* **Material provided**
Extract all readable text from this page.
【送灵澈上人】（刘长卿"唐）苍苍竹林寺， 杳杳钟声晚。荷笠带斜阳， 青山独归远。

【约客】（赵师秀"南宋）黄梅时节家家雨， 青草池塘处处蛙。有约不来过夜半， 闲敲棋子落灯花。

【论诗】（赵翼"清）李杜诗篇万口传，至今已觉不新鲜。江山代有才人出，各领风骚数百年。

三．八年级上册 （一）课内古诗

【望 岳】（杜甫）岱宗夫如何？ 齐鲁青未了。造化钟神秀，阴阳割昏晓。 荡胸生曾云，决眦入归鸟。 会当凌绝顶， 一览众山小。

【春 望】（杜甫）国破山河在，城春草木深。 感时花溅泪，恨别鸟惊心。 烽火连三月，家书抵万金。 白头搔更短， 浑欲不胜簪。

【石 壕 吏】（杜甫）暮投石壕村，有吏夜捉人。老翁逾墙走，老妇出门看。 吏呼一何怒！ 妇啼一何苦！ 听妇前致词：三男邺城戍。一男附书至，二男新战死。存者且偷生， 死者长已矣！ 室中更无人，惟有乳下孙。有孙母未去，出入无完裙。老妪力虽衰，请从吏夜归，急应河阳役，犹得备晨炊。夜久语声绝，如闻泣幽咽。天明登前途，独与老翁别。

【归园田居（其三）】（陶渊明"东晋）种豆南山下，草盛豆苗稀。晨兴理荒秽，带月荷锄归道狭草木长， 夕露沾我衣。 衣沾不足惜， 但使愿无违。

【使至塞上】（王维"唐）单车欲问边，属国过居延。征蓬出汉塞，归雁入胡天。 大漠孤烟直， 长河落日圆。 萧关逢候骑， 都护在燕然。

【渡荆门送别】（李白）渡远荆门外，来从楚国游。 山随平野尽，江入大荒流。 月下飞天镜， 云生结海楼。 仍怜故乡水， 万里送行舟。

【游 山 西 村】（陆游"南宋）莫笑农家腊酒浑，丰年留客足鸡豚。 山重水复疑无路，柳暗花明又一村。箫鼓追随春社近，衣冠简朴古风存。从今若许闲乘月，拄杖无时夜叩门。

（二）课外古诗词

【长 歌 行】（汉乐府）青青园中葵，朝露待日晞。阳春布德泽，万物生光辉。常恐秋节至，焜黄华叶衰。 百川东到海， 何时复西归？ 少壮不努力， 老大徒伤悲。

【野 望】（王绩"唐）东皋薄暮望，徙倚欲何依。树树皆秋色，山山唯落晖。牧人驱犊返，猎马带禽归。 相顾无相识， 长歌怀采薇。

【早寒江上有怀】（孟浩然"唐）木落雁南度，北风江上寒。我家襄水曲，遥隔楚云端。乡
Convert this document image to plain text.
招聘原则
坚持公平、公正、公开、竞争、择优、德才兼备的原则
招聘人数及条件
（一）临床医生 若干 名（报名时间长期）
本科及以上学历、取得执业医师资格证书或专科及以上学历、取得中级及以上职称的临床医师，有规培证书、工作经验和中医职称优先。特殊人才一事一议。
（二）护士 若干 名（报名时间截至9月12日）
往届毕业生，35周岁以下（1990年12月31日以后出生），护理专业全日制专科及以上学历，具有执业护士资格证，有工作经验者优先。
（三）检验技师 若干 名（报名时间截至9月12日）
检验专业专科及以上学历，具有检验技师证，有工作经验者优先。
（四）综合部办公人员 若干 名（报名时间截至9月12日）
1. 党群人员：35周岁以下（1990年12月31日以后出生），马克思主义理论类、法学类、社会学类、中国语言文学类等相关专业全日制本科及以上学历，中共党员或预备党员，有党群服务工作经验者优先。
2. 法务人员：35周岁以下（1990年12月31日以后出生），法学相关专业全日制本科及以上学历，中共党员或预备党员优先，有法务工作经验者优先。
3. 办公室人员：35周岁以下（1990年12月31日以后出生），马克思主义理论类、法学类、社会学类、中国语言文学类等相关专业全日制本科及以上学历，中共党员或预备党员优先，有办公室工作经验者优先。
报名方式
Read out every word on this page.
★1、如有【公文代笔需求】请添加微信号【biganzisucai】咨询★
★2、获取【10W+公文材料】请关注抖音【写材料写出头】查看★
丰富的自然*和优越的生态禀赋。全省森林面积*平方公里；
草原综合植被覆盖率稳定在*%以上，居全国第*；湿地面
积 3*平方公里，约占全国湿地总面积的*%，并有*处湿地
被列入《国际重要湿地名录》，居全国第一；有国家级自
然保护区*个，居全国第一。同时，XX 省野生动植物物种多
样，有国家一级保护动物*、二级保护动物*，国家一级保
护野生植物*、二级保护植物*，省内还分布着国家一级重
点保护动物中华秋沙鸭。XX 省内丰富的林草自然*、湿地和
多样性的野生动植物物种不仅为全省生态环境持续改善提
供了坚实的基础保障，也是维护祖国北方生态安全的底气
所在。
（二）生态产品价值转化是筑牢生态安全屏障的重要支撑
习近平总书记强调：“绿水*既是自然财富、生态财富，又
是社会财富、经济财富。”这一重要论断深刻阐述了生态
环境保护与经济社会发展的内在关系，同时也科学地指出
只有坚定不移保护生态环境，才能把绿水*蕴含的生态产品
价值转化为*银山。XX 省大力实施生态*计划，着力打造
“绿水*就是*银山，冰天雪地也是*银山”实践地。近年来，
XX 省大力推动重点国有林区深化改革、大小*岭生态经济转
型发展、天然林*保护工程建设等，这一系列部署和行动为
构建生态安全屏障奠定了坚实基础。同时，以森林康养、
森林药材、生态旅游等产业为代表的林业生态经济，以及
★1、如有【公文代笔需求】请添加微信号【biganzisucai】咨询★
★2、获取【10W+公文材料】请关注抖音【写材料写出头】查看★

* **Exercise description**
Print the listing above in full, exactly as it is.

* **Correct output**
Extract all readable text from this page.
【送灵澈上人】（刘长卿"唐）苍苍竹林寺， 杳杳钟声晚。荷笠带斜阳， 青山独归远。

【约客】（赵师秀"南宋）黄梅时节家家雨， 青草池塘处处蛙。有约不来过夜半， 闲敲棋子落灯花。

【论诗】（赵翼"清）李杜诗篇万口传，至今已觉不新鲜。江山代有才人出，各领风骚数百年。

三．八年级上册 （一）课内古诗

【望 岳】（杜甫）岱宗夫如何？ 齐鲁青未了。造化钟神秀，阴阳割昏晓。 荡胸生曾云，决眦入归鸟。 会当凌绝顶， 一览众山小。

【春 望】（杜甫）国破山河在，城春草木深。 感时花溅泪，恨别鸟惊心。 烽火连三月，家书抵万金。 白头搔更短， 浑欲不胜簪。

【石 壕 吏】（杜甫）暮投石壕村，有吏夜捉人。老翁逾墙走，老妇出门看。 吏呼一何怒！ 妇啼一何苦！ 听妇前致词：三男邺城戍。一男附书至，二男新战死。存者且偷生， 死者长已矣！ 室中更无人，惟有乳下孙。有孙母未去，出入无完裙。老妪力虽衰，请从吏夜归，急应河阳役，犹得备晨炊。夜久语声绝，如闻泣幽咽。天明登前途，独与老翁别。

【归园田居（其三）】（陶渊明"东晋）种豆南山下，草盛豆苗稀。晨兴理荒秽，带月荷锄归道狭草木长， 夕露沾我衣。 衣沾不足惜， 但使愿无违。

【使至塞上】（王维"唐）单车欲问边，属国过居延。征蓬出汉塞，归雁入胡天。 大漠孤烟直， 长河落日圆。 萧关逢候骑， 都护在燕然。

【渡荆门送别】（李白）渡远荆门外，来从楚国游。 山随平野尽，江入大荒流。 月下飞天镜， 云生结海楼。 仍怜故乡水， 万里送行舟。

【游 山 西 村】（陆游"南宋）莫笑农家腊酒浑，丰年留客足鸡豚。 山重水复疑无路，柳暗花明又一村。箫鼓追随春社近，衣冠简朴古风存。从今若许闲乘月，拄杖无时夜叩门。

（二）课外古诗词

【长 歌 行】（汉乐府）青青园中葵，朝露待日晞。阳春布德泽，万物生光辉。常恐秋节至，焜黄华叶衰。 百川东到海， 何时复西归？ 少壮不努力， 老大徒伤悲。

【野 望】（王绩"唐）东皋薄暮望，徙倚欲何依。树树皆秋色，山山唯落晖。牧人驱犊返，猎马带禽归。 相顾无相识， 长歌怀采薇。

【早寒江上有怀】（孟浩然"唐）木落雁南度，北风江上寒。我家襄水曲，遥隔楚云端。乡
Convert this document image to plain text.
招聘原则
坚持公平、公正、公开、竞争、择优、德才兼备的原则
招聘人数及条件
（一）临床医生 若干 名（报名时间长期）
本科及以上学历、取得执业医师资格证书或专科及以上学历、取得中级及以上职称的临床医师，有规培证书、工作经验和中医职称优先。特殊人才一事一议。
（二）护士 若干 名（报名时间截至9月12日）
往届毕业生，35周岁以下（1990年12月31日以后出生），护理专业全日制专科及以上学历，具有执业护士资格证，有工作经验者优先。
（三）检验技师 若干 名（报名时间截至9月12日）
检验专业专科及以上学历，具有检验技师证，有工作经验者优先。
（四）综合部办公人员 若干 名（报名时间截至9月12日）
1. 党群人员：35周岁以下（1990年12月31日以后出生），马克思主义理论类、法学类、社会学类、中国语言文学类等相关专业全日制本科及以上学历，中共党员或预备党员，有党群服务工作经验者优先。
2. 法务人员：35周岁以下（1990年12月31日以后出生），法学相关专业全日制本科及以上学历，中共党员或预备党员优先，有法务工作经验者优先。
3. 办公室人员：35周岁以下（1990年12月31日以后出生），马克思主义理论类、法学类、社会学类、中国语言文学类等相关专业全日制本科及以上学历，中共党员或预备党员优先，有办公室工作经验者优先。
报名方式
Read out every word on this page.
★1、如有【公文代笔需求】请添加微信号【biganzisucai】咨询★
★2、获取【10W+公文材料】请关注抖音【写材料写出头】查看★
丰富的自然*和优越的生态禀赋。全省森林面积*平方公里；
草原综合植被覆盖率稳定在*%以上，居全国第*；湿地面
积 3*平方公里，约占全国湿地总面积的*%，并有*处湿地
被列入《国际重要湿地名录》，居全国第一；有国家级自
然保护区*个，居全国第一。同时，XX 省野生动植物物种多
样，有国家一级保护动物*、二级保护动物*，国家一级保
护野生植物*、二级保护植物*，省内还分布着国家一级重
点保护动物中华秋沙鸭。XX 省内丰富的林草自然*、湿地和
多样性的野生动植物物种不仅为全省生态环境持续改善提
供了坚实的基础保障，也是维护祖国北方生态安全的底气
所在。
（二）生态产品价值转化是筑牢生态安全屏障的重要支撑
习近平总书记强调：“绿水*既是自然财富、生态财富，又
是社会财富、经济财富。”这一重要论断深刻阐述了生态
环境保护与经济社会发展的内在关系，同时也科学地指出
只有坚定不移保护生态环境，才能把绿水*蕴含的生态产品
价值转化为*银山。XX 省大力实施生态*计划，着力打造
“绿水*就是*银山，冰天雪地也是*银山”实践地。近年来，
XX 省大力推动重点国有林区深化改革、大小*岭生态经济转
型发展、天然林*保护工程建设等，这一系列部署和行动为
构建生态安全屏障奠定了坚实基础。同时，以森林康养、
森林药材、生态旅游等产业为代表的林业生态经济，以及
★1、如有【公文代笔需求】请添加微信号【biganzisucai】咨询★
★2、获取【10W+公文材料】请关注抖音【写材料写出头】查看★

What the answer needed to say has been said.